- [Given exercise]:
From the line that contains "Extract the structured" through the closing line of the entries, write out each line exactly; pictures stay out.

- [Material to process]:
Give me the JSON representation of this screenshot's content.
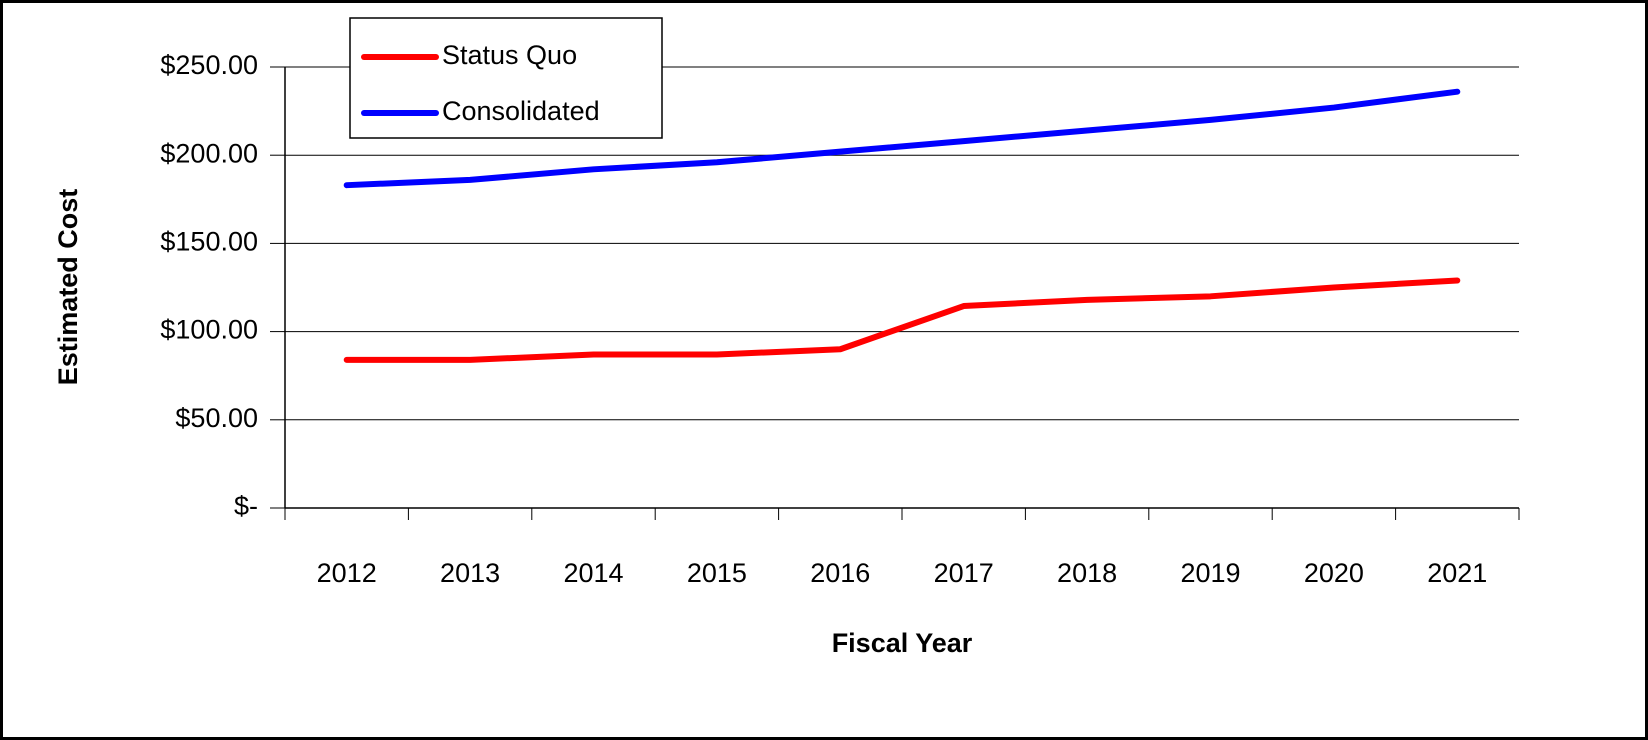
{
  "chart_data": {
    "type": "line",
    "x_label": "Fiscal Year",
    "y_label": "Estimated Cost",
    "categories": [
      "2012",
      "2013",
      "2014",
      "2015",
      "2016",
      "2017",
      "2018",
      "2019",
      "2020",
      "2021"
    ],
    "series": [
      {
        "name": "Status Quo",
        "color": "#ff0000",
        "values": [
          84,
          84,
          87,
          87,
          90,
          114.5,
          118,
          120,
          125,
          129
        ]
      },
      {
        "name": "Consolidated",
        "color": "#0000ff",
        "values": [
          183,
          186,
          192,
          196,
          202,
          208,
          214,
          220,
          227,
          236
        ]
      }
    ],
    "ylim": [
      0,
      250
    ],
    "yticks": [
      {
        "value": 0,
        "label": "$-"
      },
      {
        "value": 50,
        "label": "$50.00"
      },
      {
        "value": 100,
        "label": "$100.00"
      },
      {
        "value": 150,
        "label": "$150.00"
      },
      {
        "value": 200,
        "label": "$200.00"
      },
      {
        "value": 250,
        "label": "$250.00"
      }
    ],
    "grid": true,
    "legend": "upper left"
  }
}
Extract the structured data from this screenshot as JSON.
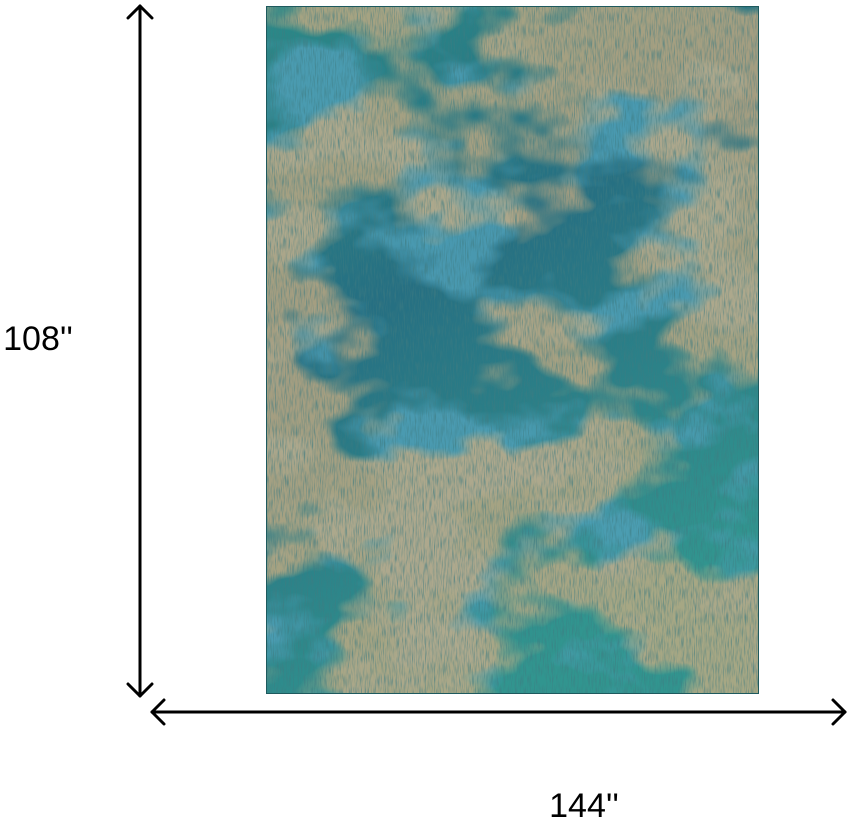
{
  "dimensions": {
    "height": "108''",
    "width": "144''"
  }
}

- [Answer below]:
Extract the structured data from this screenshot as JSON.
{
  "dimensions": {
    "height": "108''",
    "width": "144''"
  }
}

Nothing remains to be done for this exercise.